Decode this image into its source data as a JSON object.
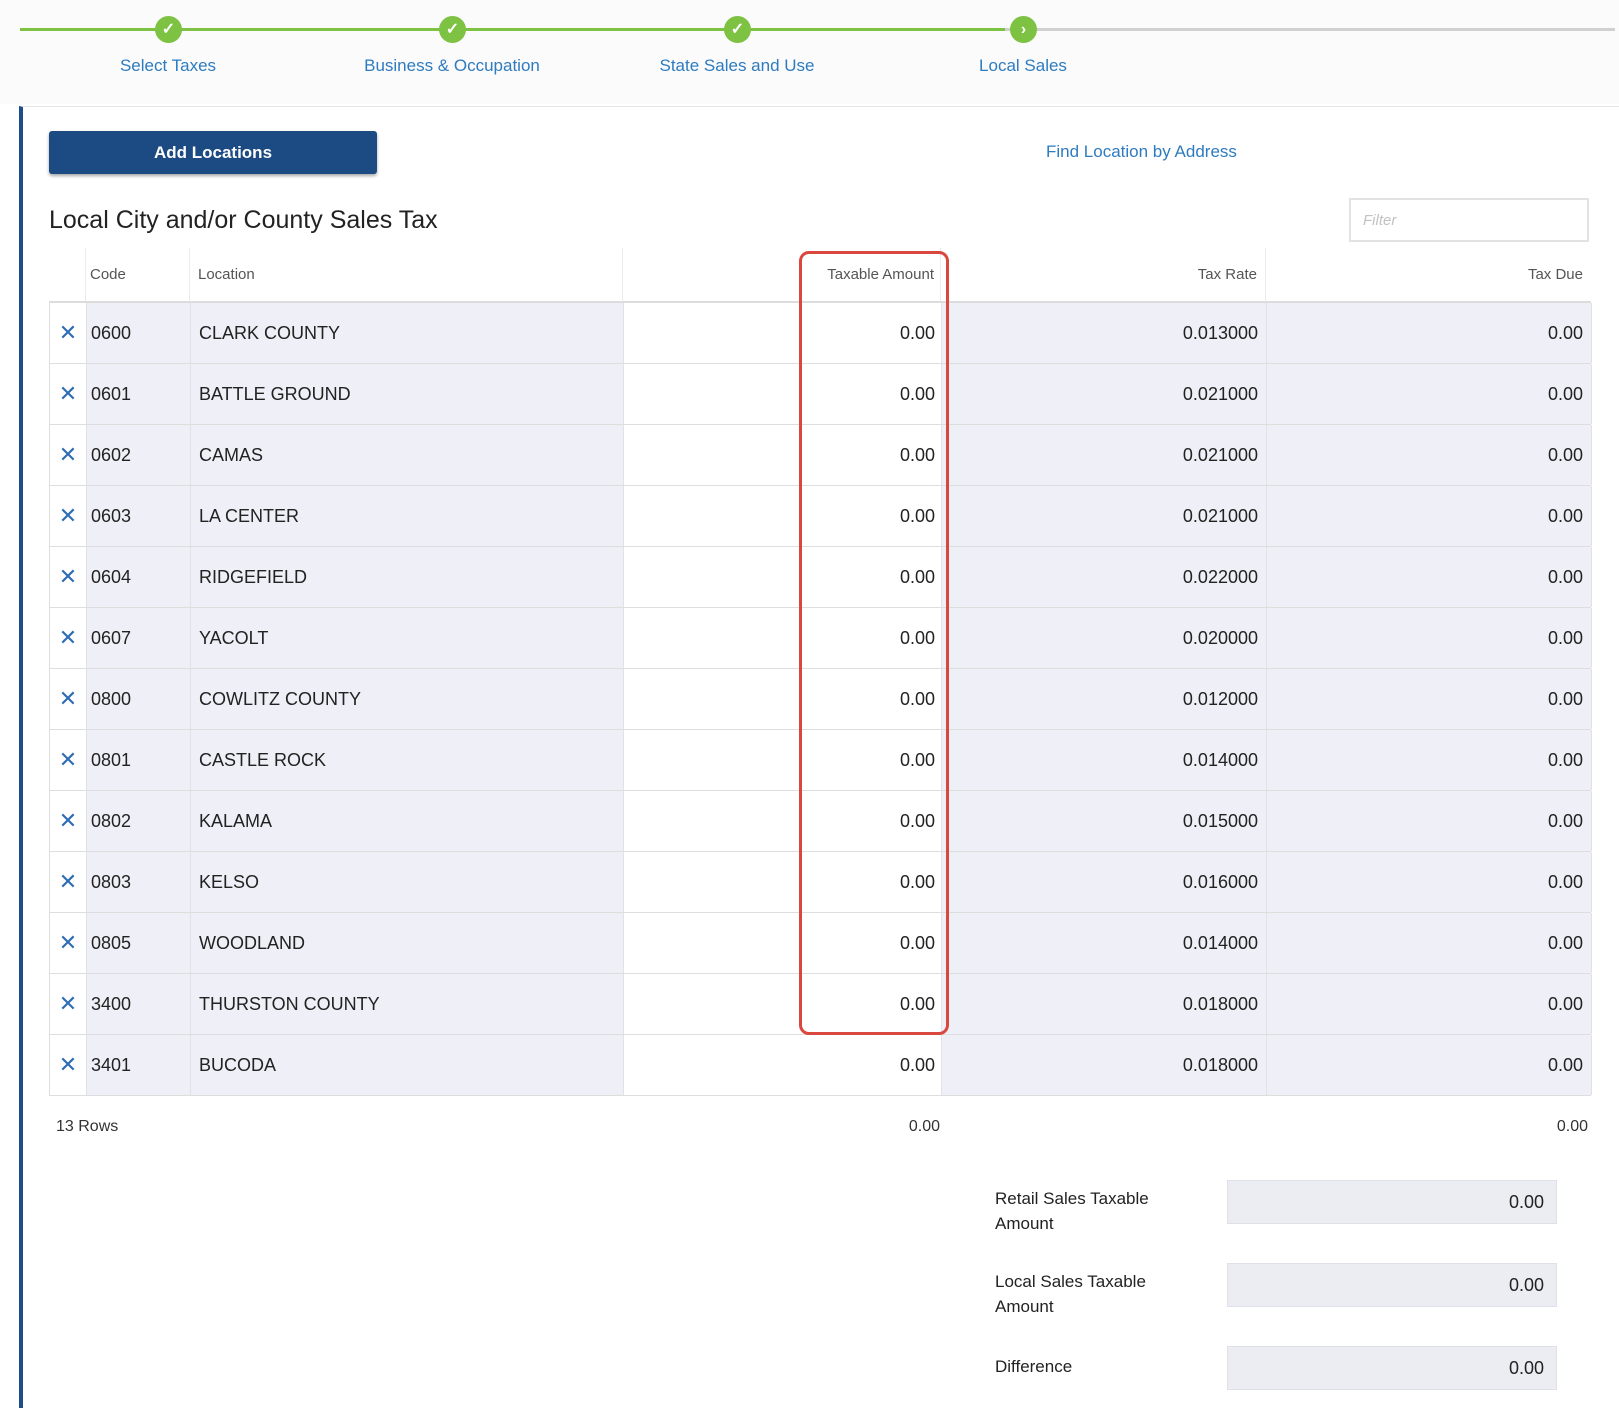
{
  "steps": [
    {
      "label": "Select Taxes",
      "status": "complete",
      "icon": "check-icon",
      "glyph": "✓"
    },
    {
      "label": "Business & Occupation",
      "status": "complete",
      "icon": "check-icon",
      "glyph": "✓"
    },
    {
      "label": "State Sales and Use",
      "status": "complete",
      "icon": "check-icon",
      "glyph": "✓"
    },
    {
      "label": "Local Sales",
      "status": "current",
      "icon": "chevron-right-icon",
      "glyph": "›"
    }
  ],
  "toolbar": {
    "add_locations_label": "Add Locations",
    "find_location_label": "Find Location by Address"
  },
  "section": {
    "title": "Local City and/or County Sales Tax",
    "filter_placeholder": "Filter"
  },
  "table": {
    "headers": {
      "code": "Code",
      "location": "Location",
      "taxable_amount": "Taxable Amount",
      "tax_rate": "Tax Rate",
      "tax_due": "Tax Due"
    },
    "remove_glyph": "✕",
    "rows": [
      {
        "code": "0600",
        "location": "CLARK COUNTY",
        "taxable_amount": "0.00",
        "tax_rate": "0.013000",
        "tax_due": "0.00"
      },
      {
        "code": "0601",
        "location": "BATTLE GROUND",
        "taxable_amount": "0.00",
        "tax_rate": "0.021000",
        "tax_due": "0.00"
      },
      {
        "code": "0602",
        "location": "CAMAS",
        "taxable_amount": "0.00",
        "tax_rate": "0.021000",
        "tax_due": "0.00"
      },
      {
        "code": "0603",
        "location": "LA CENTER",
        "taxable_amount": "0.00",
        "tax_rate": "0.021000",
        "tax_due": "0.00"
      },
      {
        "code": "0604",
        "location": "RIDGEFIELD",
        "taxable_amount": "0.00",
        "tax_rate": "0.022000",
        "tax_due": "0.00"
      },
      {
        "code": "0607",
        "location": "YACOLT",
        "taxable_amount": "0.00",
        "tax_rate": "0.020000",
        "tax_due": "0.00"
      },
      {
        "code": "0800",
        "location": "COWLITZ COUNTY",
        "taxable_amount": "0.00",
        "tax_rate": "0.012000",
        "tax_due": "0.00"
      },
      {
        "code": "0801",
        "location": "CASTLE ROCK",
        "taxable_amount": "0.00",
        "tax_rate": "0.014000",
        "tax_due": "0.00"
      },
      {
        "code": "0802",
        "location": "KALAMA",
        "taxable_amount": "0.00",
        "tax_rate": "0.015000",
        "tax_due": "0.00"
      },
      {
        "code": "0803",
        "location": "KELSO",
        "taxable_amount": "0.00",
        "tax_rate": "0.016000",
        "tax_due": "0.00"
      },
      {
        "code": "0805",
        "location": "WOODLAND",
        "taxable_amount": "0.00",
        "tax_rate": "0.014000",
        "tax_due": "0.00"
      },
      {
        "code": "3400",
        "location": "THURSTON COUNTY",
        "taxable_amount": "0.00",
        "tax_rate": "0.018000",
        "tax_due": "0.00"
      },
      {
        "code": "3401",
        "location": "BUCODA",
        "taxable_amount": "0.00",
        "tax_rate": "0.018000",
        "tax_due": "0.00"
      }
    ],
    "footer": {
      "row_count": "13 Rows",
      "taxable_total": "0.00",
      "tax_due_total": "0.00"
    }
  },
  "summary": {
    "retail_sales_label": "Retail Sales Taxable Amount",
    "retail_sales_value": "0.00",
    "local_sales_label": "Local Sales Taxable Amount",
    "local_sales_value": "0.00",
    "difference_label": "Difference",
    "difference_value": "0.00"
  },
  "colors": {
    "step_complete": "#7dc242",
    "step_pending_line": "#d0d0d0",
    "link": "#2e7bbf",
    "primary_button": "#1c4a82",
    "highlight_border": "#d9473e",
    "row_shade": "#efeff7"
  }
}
◆ ◆ ◆ ◆ ◆
* _Aim_
Copy the records exactly. Skip the pictures.

* _Final result_
Decode this image into its source data as a JSON object.
{
  "steps": [
    {
      "label": "Select Taxes",
      "status": "complete",
      "icon": "check-icon",
      "glyph": "✓"
    },
    {
      "label": "Business & Occupation",
      "status": "complete",
      "icon": "check-icon",
      "glyph": "✓"
    },
    {
      "label": "State Sales and Use",
      "status": "complete",
      "icon": "check-icon",
      "glyph": "✓"
    },
    {
      "label": "Local Sales",
      "status": "current",
      "icon": "chevron-right-icon",
      "glyph": "›"
    }
  ],
  "toolbar": {
    "add_locations_label": "Add Locations",
    "find_location_label": "Find Location by Address"
  },
  "section": {
    "title": "Local City and/or County Sales Tax",
    "filter_placeholder": "Filter"
  },
  "table": {
    "headers": {
      "code": "Code",
      "location": "Location",
      "taxable_amount": "Taxable Amount",
      "tax_rate": "Tax Rate",
      "tax_due": "Tax Due"
    },
    "remove_glyph": "✕",
    "rows": [
      {
        "code": "0600",
        "location": "CLARK COUNTY",
        "taxable_amount": "0.00",
        "tax_rate": "0.013000",
        "tax_due": "0.00"
      },
      {
        "code": "0601",
        "location": "BATTLE GROUND",
        "taxable_amount": "0.00",
        "tax_rate": "0.021000",
        "tax_due": "0.00"
      },
      {
        "code": "0602",
        "location": "CAMAS",
        "taxable_amount": "0.00",
        "tax_rate": "0.021000",
        "tax_due": "0.00"
      },
      {
        "code": "0603",
        "location": "LA CENTER",
        "taxable_amount": "0.00",
        "tax_rate": "0.021000",
        "tax_due": "0.00"
      },
      {
        "code": "0604",
        "location": "RIDGEFIELD",
        "taxable_amount": "0.00",
        "tax_rate": "0.022000",
        "tax_due": "0.00"
      },
      {
        "code": "0607",
        "location": "YACOLT",
        "taxable_amount": "0.00",
        "tax_rate": "0.020000",
        "tax_due": "0.00"
      },
      {
        "code": "0800",
        "location": "COWLITZ COUNTY",
        "taxable_amount": "0.00",
        "tax_rate": "0.012000",
        "tax_due": "0.00"
      },
      {
        "code": "0801",
        "location": "CASTLE ROCK",
        "taxable_amount": "0.00",
        "tax_rate": "0.014000",
        "tax_due": "0.00"
      },
      {
        "code": "0802",
        "location": "KALAMA",
        "taxable_amount": "0.00",
        "tax_rate": "0.015000",
        "tax_due": "0.00"
      },
      {
        "code": "0803",
        "location": "KELSO",
        "taxable_amount": "0.00",
        "tax_rate": "0.016000",
        "tax_due": "0.00"
      },
      {
        "code": "0805",
        "location": "WOODLAND",
        "taxable_amount": "0.00",
        "tax_rate": "0.014000",
        "tax_due": "0.00"
      },
      {
        "code": "3400",
        "location": "THURSTON COUNTY",
        "taxable_amount": "0.00",
        "tax_rate": "0.018000",
        "tax_due": "0.00"
      },
      {
        "code": "3401",
        "location": "BUCODA",
        "taxable_amount": "0.00",
        "tax_rate": "0.018000",
        "tax_due": "0.00"
      }
    ],
    "footer": {
      "row_count": "13 Rows",
      "taxable_total": "0.00",
      "tax_due_total": "0.00"
    }
  },
  "summary": {
    "retail_sales_label": "Retail Sales Taxable Amount",
    "retail_sales_value": "0.00",
    "local_sales_label": "Local Sales Taxable Amount",
    "local_sales_value": "0.00",
    "difference_label": "Difference",
    "difference_value": "0.00"
  },
  "colors": {
    "step_complete": "#7dc242",
    "step_pending_line": "#d0d0d0",
    "link": "#2e7bbf",
    "primary_button": "#1c4a82",
    "highlight_border": "#d9473e",
    "row_shade": "#efeff7"
  }
}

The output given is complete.